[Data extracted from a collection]
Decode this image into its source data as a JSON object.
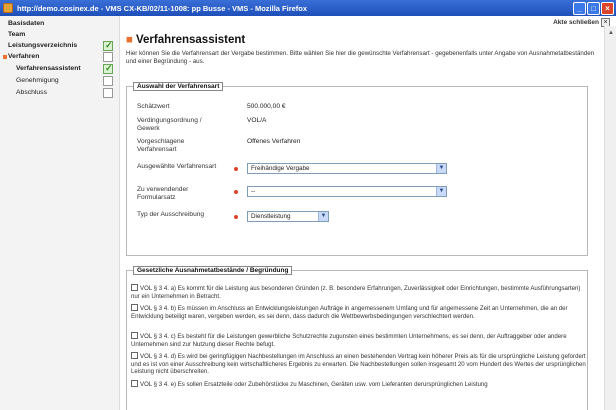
{
  "window": {
    "title": "http://demo.cosinex.de - VMS CX-KB/02/11-1008: pp Busse - VMS - Mozilla Firefox",
    "close_label": "Akte schließen"
  },
  "sidebar": {
    "items": [
      {
        "label": "Basisdaten"
      },
      {
        "label": "Team"
      },
      {
        "label": "Leistungsverzeichnis"
      },
      {
        "label": "Verfahren"
      },
      {
        "label": "Verfahrensassistent"
      },
      {
        "label": "Genehmigung"
      },
      {
        "label": "Abschluss"
      }
    ]
  },
  "main": {
    "heading": "Verfahrensassistent",
    "intro": "Hier können Sie die Verfahrensart der Vergabe bestimmen. Bitte wählen Sie hier die gewünschte Verfahrensart - gegebenenfalls unter Angabe von Ausnahmetatbeständen und einer Begründung - aus.",
    "section1": {
      "legend": "Auswahl der Verfahrensart",
      "rows": [
        {
          "label": "Schätzwert",
          "value": "500.000,00 €"
        },
        {
          "label": "Verdingungsordnung / Gewerk",
          "value": "VOL/A"
        },
        {
          "label": "Vorgeschlagene Verfahrensart",
          "value": "Offenes Verfahren"
        }
      ],
      "selects": [
        {
          "label": "Ausgewählte Verfahrensart",
          "value": "Freihändige Vergabe"
        },
        {
          "label": "Zu verwendender Formularsatz",
          "value": "--"
        },
        {
          "label": "Typ der Ausschreibung",
          "value": "Dienstleistung"
        }
      ]
    },
    "section2": {
      "legend": "Gesetzliche Ausnahmetatbestände / Begründung",
      "items": [
        "VOL § 3 4. a) Es kommt für die Leistung aus besonderen Gründen (z. B. besondere Erfahrungen, Zuverlässigkeit oder Einrichtungen, bestimmte Ausführungsarten) nur ein Unternehmen in Betracht.",
        "VOL § 3 4. b) Es müssen im Anschluss an Entwicklungsleistungen Aufträge in angemessenem Umfang und für angemessene Zeit an Unternehmen, die an der Entwicklung beteiligt waren, vergeben werden, es sei denn, dass dadurch die Wettbewerbsbedingungen verschlechtert werden.",
        "VOL § 3 4. c) Es besteht für die Leistungen gewerbliche Schutzrechte zugunsten eines bestimmten Unternehmens, es sei denn, der Auftraggeber oder andere Unternehmen sind zur Nutzung dieser Rechte befugt.",
        "VOL § 3 4. d) Es wird bei geringfügigen Nachbestellungen im Anschluss an einen bestehenden Vertrag kein höherer Preis als für die ursprüngliche Leistung gefordert und es ist von einer Ausschreibung kein wirtschaftlicheres Ergebnis zu erwarten. Die Nachbestellungen sollen insgesamt 20 vom Hundert des Wertes der ursprünglichen Leistung nicht überschreiten.",
        "VOL § 3 4. e) Es sollen Ersatzteile oder Zubehörstücke zu Maschinen, Geräten usw. vom Lieferanten derursprünglichen Leistung"
      ]
    }
  }
}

EXERCISE INSTRUCTIONS
Repeat each entry exactly as it appears; skip any picture.

FULL RESPONSE
Decode this image into its source data as a JSON object.
{
  "window": {
    "title": "http://demo.cosinex.de - VMS CX-KB/02/11-1008: pp Busse - VMS - Mozilla Firefox",
    "close_label": "Akte schließen"
  },
  "sidebar": {
    "items": [
      {
        "label": "Basisdaten"
      },
      {
        "label": "Team"
      },
      {
        "label": "Leistungsverzeichnis"
      },
      {
        "label": "Verfahren"
      },
      {
        "label": "Verfahrensassistent"
      },
      {
        "label": "Genehmigung"
      },
      {
        "label": "Abschluss"
      }
    ]
  },
  "main": {
    "heading": "Verfahrensassistent",
    "intro": "Hier können Sie die Verfahrensart der Vergabe bestimmen. Bitte wählen Sie hier die gewünschte Verfahrensart - gegebenenfalls unter Angabe von Ausnahmetatbeständen und einer Begründung - aus.",
    "section1": {
      "legend": "Auswahl der Verfahrensart",
      "rows": [
        {
          "label": "Schätzwert",
          "value": "500.000,00 €"
        },
        {
          "label": "Verdingungsordnung / Gewerk",
          "value": "VOL/A"
        },
        {
          "label": "Vorgeschlagene Verfahrensart",
          "value": "Offenes Verfahren"
        }
      ],
      "selects": [
        {
          "label": "Ausgewählte Verfahrensart",
          "value": "Freihändige Vergabe"
        },
        {
          "label": "Zu verwendender Formularsatz",
          "value": "--"
        },
        {
          "label": "Typ der Ausschreibung",
          "value": "Dienstleistung"
        }
      ]
    },
    "section2": {
      "legend": "Gesetzliche Ausnahmetatbestände / Begründung",
      "items": [
        "VOL § 3 4. a) Es kommt für die Leistung aus besonderen Gründen (z. B. besondere Erfahrungen, Zuverlässigkeit oder Einrichtungen, bestimmte Ausführungsarten) nur ein Unternehmen in Betracht.",
        "VOL § 3 4. b) Es müssen im Anschluss an Entwicklungsleistungen Aufträge in angemessenem Umfang und für angemessene Zeit an Unternehmen, die an der Entwicklung beteiligt waren, vergeben werden, es sei denn, dass dadurch die Wettbewerbsbedingungen verschlechtert werden.",
        "VOL § 3 4. c) Es besteht für die Leistungen gewerbliche Schutzrechte zugunsten eines bestimmten Unternehmens, es sei denn, der Auftraggeber oder andere Unternehmen sind zur Nutzung dieser Rechte befugt.",
        "VOL § 3 4. d) Es wird bei geringfügigen Nachbestellungen im Anschluss an einen bestehenden Vertrag kein höherer Preis als für die ursprüngliche Leistung gefordert und es ist von einer Ausschreibung kein wirtschaftlicheres Ergebnis zu erwarten. Die Nachbestellungen sollen insgesamt 20 vom Hundert des Wertes der ursprünglichen Leistung nicht überschreiten.",
        "VOL § 3 4. e) Es sollen Ersatzteile oder Zubehörstücke zu Maschinen, Geräten usw. vom Lieferanten derursprünglichen Leistung"
      ]
    }
  }
}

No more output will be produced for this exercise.